** START OF EXERCISE MATERIAL **
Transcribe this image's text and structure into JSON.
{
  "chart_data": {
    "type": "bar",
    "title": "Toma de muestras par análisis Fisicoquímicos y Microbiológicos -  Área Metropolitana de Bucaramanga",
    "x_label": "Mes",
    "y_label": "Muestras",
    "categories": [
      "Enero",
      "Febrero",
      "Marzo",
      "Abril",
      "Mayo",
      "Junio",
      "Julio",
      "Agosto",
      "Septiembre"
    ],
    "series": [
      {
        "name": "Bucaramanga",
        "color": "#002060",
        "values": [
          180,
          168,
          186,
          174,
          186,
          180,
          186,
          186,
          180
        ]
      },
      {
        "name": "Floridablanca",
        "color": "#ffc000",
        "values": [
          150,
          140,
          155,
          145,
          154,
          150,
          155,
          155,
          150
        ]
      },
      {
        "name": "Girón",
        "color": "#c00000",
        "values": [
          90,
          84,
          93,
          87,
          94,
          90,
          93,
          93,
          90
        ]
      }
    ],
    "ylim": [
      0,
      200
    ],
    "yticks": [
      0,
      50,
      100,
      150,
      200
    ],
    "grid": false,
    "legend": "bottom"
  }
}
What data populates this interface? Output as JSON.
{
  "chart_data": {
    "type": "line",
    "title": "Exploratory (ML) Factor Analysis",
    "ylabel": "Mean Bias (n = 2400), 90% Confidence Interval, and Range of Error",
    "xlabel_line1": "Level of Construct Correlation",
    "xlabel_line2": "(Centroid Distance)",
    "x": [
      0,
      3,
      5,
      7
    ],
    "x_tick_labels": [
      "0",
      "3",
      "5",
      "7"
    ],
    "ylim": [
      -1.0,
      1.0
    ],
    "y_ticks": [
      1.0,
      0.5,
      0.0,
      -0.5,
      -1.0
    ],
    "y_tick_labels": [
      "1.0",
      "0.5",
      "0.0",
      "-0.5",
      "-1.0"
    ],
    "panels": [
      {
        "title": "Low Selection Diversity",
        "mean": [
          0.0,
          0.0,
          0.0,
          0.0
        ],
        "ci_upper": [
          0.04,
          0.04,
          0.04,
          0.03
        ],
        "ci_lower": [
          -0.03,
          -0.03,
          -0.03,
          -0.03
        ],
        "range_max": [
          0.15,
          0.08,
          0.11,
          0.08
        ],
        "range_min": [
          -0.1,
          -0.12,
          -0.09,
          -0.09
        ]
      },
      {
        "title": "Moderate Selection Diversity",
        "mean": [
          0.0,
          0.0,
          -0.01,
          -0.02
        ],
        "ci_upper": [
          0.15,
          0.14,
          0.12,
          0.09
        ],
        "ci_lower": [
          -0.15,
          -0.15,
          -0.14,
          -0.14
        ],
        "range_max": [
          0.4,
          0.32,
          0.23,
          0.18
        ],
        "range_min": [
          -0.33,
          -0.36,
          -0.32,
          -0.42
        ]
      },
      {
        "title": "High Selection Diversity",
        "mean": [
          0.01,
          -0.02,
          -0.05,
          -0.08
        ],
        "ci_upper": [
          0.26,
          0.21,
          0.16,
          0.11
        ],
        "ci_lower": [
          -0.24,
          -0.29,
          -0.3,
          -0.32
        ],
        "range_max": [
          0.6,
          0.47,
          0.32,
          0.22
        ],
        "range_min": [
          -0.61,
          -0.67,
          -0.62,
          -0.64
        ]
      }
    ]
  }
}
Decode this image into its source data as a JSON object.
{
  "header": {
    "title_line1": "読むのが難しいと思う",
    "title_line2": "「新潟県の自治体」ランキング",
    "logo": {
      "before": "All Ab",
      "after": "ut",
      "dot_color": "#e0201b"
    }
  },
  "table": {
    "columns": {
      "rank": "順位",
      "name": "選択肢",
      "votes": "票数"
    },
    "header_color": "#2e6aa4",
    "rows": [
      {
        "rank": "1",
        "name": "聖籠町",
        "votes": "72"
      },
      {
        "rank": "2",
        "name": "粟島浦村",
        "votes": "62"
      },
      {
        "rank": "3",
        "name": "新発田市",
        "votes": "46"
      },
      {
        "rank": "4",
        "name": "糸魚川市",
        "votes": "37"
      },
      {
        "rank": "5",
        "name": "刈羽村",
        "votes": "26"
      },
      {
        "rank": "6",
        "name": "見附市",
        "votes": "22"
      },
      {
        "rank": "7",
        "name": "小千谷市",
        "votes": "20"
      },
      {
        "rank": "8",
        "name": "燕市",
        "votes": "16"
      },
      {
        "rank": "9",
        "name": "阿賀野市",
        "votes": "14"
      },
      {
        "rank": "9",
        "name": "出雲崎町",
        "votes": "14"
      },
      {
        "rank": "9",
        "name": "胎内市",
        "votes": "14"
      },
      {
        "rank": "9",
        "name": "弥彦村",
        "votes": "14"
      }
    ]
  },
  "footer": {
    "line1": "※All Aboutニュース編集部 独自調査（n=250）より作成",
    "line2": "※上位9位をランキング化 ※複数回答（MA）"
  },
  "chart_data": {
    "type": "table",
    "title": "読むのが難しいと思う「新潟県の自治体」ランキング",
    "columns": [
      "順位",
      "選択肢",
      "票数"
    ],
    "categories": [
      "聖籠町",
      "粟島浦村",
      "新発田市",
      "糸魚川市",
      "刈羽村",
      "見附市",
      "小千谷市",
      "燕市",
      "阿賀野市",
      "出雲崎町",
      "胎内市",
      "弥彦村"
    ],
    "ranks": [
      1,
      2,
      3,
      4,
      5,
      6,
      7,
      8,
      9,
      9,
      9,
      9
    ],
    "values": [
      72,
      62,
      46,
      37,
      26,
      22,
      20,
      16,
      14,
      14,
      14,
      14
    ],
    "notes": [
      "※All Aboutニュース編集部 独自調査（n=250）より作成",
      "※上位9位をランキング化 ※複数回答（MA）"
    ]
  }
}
** END OF EXERCISE MATERIAL **
■ **PROBLEM TO WORK ON**:
Copy out each line of the material that holds the word "into".

■ **EXERCISE ANSWER**:
Transcribe this image's text and structure into JSON.
Decode this image into its source data as a JSON object.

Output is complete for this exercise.